Collected data entries
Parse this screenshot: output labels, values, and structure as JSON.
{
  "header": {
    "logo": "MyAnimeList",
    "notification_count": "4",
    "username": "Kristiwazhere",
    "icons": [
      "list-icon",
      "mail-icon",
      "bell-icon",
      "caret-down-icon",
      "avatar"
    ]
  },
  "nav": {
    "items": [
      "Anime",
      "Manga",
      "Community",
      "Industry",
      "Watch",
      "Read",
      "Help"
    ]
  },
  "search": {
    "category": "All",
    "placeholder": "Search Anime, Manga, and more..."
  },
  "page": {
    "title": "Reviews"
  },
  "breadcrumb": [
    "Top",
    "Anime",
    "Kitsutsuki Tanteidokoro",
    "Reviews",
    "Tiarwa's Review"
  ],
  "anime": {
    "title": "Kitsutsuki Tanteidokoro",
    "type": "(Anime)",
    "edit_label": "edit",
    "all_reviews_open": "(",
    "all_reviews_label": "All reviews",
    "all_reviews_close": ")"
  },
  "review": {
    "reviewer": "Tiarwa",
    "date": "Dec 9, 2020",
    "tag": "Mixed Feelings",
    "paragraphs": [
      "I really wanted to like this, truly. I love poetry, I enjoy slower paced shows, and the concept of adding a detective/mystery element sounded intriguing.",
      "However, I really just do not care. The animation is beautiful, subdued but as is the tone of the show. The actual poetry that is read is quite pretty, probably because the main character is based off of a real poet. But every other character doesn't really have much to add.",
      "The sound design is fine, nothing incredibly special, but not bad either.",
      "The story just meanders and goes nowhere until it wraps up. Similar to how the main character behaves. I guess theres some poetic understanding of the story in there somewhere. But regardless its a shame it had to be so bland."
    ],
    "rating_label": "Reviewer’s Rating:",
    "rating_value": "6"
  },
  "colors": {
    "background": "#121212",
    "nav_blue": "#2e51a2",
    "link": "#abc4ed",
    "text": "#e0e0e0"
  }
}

WHAT THE TASK ASKS
Give back each line above precisely as it stands.

ANSWER BELOW
Parse this screenshot: output labels, values, and structure as JSON.
{
  "header": {
    "logo": "MyAnimeList",
    "notification_count": "4",
    "username": "Kristiwazhere",
    "icons": [
      "list-icon",
      "mail-icon",
      "bell-icon",
      "caret-down-icon",
      "avatar"
    ]
  },
  "nav": {
    "items": [
      "Anime",
      "Manga",
      "Community",
      "Industry",
      "Watch",
      "Read",
      "Help"
    ]
  },
  "search": {
    "category": "All",
    "placeholder": "Search Anime, Manga, and more..."
  },
  "page": {
    "title": "Reviews"
  },
  "breadcrumb": [
    "Top",
    "Anime",
    "Kitsutsuki Tanteidokoro",
    "Reviews",
    "Tiarwa's Review"
  ],
  "anime": {
    "title": "Kitsutsuki Tanteidokoro",
    "type": "(Anime)",
    "edit_label": "edit",
    "all_reviews_open": "(",
    "all_reviews_label": "All reviews",
    "all_reviews_close": ")"
  },
  "review": {
    "reviewer": "Tiarwa",
    "date": "Dec 9, 2020",
    "tag": "Mixed Feelings",
    "paragraphs": [
      "I really wanted to like this, truly. I love poetry, I enjoy slower paced shows, and the concept of adding a detective/mystery element sounded intriguing.",
      "However, I really just do not care. The animation is beautiful, subdued but as is the tone of the show. The actual poetry that is read is quite pretty, probably because the main character is based off of a real poet. But every other character doesn't really have much to add.",
      "The sound design is fine, nothing incredibly special, but not bad either.",
      "The story just meanders and goes nowhere until it wraps up. Similar to how the main character behaves. I guess theres some poetic understanding of the story in there somewhere. But regardless its a shame it had to be so bland."
    ],
    "rating_label": "Reviewer’s Rating:",
    "rating_value": "6"
  },
  "colors": {
    "background": "#121212",
    "nav_blue": "#2e51a2",
    "link": "#abc4ed",
    "text": "#e0e0e0"
  }
}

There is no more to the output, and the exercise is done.